Rows:
[START]

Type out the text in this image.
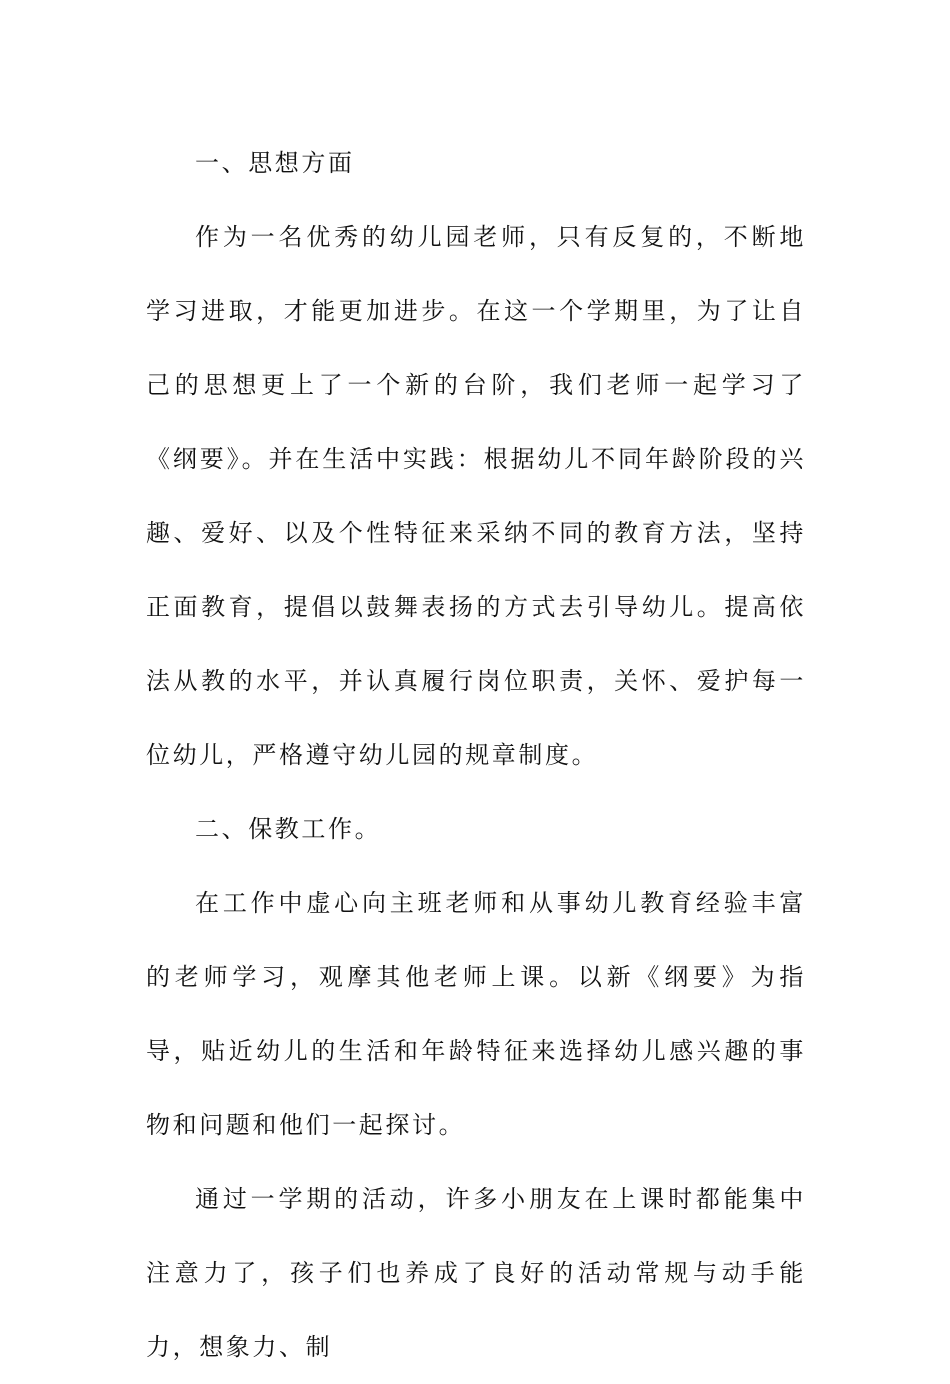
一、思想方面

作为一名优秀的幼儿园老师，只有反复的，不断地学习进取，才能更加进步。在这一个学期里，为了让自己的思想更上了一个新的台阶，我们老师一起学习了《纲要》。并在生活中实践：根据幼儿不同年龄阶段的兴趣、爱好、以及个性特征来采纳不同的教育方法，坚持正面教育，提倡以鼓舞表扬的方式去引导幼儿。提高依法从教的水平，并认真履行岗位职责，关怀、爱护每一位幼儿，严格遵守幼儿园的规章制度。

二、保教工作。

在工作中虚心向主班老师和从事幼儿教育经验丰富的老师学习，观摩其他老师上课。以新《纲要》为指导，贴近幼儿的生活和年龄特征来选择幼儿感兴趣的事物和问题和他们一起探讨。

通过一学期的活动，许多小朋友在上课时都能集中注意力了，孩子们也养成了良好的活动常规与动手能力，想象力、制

[END]

Pictures are excluded; repeat every record exactly.

Type out the text in this image.
一、思想方面

作为一名优秀的幼儿园老师，只有反复的，不断地学习进取，才能更加进步。在这一个学期里，为了让自己的思想更上了一个新的台阶，我们老师一起学习了《纲要》。并在生活中实践：根据幼儿不同年龄阶段的兴趣、爱好、以及个性特征来采纳不同的教育方法，坚持正面教育，提倡以鼓舞表扬的方式去引导幼儿。提高依法从教的水平，并认真履行岗位职责，关怀、爱护每一位幼儿，严格遵守幼儿园的规章制度。

二、保教工作。

在工作中虚心向主班老师和从事幼儿教育经验丰富的老师学习，观摩其他老师上课。以新《纲要》为指导，贴近幼儿的生活和年龄特征来选择幼儿感兴趣的事物和问题和他们一起探讨。

通过一学期的活动，许多小朋友在上课时都能集中注意力了，孩子们也养成了良好的活动常规与动手能力，想象力、制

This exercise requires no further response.